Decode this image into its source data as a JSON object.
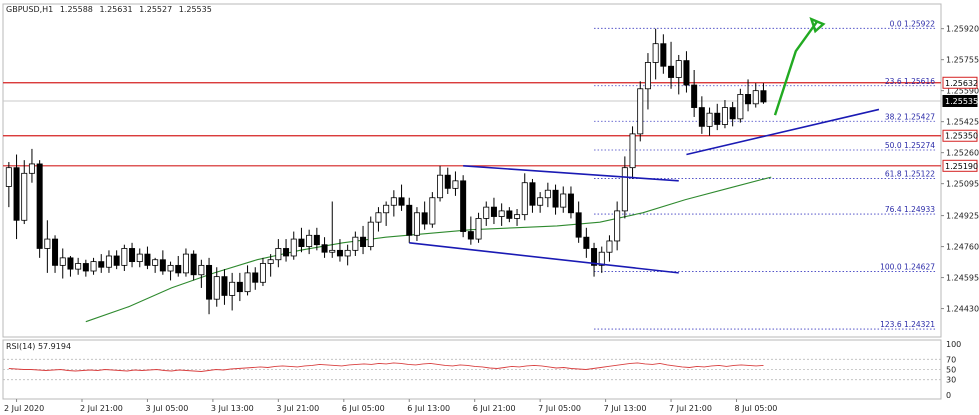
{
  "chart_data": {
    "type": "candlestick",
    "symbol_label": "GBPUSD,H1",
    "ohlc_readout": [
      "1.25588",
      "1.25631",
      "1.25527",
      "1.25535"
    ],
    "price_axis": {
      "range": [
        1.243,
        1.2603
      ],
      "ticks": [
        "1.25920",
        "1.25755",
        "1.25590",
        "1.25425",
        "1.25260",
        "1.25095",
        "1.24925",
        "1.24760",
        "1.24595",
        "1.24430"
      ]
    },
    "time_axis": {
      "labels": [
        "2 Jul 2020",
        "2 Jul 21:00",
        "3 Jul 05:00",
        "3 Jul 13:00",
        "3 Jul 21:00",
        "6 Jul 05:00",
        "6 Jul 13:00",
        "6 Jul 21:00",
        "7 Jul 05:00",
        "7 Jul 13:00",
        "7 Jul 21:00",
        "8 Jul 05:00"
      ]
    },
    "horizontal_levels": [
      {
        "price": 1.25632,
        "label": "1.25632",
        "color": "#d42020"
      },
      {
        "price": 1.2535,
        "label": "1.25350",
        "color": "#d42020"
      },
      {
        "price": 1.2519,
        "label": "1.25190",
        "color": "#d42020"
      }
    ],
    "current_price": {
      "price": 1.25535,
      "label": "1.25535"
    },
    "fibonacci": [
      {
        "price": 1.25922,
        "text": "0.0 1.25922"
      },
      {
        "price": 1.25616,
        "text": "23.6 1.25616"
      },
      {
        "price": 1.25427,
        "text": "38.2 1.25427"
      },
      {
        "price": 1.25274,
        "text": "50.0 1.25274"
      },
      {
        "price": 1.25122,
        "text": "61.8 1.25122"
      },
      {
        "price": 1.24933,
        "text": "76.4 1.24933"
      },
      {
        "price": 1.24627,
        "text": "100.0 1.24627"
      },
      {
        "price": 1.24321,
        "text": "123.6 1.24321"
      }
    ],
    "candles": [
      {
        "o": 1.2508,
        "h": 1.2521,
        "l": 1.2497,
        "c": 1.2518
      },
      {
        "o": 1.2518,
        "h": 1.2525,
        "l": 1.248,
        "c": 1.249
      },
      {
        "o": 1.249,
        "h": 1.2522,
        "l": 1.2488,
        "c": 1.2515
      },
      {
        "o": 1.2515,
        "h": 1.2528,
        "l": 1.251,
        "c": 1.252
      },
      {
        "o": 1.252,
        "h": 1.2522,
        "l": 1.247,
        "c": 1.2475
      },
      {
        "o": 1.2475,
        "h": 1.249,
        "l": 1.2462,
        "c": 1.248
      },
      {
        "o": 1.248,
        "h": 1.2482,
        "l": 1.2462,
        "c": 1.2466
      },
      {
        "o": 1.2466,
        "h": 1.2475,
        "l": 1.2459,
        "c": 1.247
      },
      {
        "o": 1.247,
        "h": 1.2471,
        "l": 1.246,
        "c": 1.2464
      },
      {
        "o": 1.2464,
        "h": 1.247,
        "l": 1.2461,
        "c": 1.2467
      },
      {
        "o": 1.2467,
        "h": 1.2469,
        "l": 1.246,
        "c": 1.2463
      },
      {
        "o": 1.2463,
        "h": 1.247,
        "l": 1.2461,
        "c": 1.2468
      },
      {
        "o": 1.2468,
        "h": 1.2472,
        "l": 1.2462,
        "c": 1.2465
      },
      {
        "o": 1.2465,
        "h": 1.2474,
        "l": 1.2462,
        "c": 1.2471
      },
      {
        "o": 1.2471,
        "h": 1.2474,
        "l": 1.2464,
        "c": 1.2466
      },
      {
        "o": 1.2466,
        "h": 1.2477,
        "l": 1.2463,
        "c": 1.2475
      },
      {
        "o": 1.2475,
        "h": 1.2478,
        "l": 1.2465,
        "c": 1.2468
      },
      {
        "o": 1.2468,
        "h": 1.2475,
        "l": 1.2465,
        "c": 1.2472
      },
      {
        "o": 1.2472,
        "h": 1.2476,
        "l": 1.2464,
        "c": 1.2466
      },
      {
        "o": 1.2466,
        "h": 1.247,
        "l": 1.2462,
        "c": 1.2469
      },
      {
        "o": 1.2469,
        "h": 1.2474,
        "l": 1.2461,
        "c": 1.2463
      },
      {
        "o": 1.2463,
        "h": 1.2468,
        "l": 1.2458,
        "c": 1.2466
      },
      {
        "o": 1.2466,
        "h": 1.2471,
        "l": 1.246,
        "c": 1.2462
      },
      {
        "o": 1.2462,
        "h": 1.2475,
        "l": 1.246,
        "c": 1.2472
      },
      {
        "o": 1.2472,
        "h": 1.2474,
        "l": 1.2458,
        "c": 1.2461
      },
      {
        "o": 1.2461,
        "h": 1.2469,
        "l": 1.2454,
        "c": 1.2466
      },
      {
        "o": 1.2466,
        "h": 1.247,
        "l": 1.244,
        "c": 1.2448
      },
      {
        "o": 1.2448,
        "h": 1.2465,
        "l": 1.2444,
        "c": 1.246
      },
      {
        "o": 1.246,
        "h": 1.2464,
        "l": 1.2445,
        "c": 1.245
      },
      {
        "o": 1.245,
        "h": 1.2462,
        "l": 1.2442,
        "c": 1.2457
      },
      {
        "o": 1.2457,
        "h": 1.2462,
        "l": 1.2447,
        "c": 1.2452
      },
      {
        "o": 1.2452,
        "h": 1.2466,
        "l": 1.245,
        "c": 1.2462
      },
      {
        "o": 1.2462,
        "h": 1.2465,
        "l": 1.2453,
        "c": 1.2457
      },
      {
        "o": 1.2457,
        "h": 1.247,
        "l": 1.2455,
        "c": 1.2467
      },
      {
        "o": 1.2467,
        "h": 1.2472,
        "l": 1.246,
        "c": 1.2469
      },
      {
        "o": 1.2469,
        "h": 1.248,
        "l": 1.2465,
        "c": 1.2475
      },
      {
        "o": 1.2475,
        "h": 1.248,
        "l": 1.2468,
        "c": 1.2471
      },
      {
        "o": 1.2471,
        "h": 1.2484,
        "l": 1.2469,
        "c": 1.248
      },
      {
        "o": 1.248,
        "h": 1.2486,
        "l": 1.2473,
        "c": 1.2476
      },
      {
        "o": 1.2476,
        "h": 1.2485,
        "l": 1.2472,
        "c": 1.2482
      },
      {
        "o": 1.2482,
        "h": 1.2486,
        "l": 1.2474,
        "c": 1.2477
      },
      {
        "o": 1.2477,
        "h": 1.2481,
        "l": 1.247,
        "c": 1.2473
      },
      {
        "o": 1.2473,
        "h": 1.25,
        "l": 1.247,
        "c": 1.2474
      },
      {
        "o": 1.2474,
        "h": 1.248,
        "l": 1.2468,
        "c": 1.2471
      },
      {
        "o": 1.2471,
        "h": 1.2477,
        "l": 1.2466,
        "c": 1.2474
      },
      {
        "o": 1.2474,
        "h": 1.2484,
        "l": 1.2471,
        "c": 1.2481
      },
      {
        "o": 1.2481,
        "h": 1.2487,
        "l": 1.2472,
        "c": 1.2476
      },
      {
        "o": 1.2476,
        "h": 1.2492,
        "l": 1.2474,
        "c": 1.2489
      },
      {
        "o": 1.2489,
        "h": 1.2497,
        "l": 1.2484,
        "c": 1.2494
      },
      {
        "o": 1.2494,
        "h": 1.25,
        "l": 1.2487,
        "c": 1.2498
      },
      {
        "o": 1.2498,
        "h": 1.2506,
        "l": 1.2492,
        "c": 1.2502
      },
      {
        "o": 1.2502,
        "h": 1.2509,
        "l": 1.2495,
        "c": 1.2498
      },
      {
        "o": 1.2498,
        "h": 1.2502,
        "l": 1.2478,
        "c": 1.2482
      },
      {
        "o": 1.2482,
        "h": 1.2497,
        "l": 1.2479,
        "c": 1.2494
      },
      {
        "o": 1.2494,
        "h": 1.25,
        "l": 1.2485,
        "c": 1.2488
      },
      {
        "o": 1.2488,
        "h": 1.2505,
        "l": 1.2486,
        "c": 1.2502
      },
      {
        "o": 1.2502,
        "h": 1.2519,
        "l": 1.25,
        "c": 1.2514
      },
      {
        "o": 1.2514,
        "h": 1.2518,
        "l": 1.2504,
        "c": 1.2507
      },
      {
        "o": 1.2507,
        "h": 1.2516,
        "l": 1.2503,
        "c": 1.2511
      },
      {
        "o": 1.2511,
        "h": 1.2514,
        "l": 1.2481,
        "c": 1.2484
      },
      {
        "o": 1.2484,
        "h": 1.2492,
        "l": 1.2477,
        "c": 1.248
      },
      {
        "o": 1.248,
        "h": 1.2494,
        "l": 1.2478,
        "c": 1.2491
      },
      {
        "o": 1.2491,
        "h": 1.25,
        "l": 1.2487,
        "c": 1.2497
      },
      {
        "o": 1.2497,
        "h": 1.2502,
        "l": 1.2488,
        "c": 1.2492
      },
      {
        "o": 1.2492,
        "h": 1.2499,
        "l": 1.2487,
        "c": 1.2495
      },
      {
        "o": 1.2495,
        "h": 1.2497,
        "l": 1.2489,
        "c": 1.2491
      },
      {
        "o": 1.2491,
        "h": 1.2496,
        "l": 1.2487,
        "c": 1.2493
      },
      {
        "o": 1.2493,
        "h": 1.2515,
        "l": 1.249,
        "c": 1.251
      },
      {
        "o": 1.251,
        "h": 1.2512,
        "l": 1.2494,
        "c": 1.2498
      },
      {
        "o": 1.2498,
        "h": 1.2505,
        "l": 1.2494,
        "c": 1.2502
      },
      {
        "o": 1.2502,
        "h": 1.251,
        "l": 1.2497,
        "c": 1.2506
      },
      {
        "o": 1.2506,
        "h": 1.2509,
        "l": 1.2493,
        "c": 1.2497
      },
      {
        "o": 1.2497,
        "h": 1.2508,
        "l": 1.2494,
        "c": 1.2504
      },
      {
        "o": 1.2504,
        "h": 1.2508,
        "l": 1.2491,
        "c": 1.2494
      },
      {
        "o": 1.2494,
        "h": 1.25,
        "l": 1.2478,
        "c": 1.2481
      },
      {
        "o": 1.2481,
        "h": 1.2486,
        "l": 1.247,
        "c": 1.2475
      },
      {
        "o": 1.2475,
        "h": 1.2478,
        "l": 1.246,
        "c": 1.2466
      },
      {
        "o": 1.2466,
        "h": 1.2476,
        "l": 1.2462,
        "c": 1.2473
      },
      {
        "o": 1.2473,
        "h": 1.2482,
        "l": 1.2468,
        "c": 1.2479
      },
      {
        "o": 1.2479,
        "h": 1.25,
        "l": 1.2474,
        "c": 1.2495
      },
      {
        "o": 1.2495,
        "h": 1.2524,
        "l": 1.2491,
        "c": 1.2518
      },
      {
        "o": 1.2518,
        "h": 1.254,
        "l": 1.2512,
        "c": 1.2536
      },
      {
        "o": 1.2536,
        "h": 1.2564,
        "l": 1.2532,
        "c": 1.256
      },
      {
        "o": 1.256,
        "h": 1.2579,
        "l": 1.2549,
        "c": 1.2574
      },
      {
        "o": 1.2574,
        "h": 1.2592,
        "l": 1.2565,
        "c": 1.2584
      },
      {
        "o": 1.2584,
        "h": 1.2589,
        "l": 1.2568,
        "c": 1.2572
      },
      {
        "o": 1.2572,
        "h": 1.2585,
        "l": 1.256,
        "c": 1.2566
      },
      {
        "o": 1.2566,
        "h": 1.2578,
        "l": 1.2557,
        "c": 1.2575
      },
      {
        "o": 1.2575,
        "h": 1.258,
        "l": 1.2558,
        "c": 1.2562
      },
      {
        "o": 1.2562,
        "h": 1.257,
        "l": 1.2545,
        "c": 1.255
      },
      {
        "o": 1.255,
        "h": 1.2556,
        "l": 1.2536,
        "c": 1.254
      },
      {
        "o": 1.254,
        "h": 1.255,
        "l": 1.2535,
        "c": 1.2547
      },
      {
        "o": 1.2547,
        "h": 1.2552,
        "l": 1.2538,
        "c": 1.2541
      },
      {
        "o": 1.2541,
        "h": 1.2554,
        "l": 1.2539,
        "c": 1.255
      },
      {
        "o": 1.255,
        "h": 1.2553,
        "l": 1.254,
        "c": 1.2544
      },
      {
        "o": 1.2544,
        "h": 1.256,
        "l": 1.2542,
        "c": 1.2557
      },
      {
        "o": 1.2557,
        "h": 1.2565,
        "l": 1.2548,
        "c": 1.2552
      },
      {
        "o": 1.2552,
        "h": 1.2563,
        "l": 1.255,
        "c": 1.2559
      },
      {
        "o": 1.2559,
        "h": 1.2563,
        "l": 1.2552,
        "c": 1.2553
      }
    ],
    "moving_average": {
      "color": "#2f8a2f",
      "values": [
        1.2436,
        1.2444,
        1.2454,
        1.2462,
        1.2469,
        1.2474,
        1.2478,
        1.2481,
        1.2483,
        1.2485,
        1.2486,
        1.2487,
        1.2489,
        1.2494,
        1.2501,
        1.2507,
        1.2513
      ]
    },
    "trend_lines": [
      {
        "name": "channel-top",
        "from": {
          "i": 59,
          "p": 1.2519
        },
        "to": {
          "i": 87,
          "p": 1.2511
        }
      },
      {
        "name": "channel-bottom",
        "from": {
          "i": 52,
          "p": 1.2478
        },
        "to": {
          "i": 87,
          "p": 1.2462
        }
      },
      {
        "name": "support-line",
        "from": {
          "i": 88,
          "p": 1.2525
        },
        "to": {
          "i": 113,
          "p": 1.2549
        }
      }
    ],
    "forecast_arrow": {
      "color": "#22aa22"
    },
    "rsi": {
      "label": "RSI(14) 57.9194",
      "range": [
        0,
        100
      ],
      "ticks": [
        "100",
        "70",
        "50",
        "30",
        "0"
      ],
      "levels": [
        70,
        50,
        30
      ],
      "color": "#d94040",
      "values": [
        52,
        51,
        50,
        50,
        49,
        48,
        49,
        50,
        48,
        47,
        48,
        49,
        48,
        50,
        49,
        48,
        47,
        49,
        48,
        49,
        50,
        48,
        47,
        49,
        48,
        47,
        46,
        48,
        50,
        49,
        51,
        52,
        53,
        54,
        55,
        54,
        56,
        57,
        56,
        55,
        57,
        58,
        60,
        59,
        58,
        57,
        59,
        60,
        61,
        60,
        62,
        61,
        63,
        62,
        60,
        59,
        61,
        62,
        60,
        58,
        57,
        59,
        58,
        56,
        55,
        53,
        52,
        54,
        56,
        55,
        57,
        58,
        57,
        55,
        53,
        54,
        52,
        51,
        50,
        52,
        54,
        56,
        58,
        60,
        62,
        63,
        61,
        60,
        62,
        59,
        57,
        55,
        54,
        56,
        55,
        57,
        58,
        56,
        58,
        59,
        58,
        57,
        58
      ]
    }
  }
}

============

__BRIEF__. From the material above, copy each line that includes the word "text".

__SOLUTION__.
        "text": "0.0 1.25922"
        "text": "23.6 1.25616"
        "text": "38.2 1.25427"
        "text": "50.0 1.25274"
        "text": "61.8 1.25122"
        "text": "76.4 1.24933"
        "text": "100.0 1.24627"
        "text": "123.6 1.24321"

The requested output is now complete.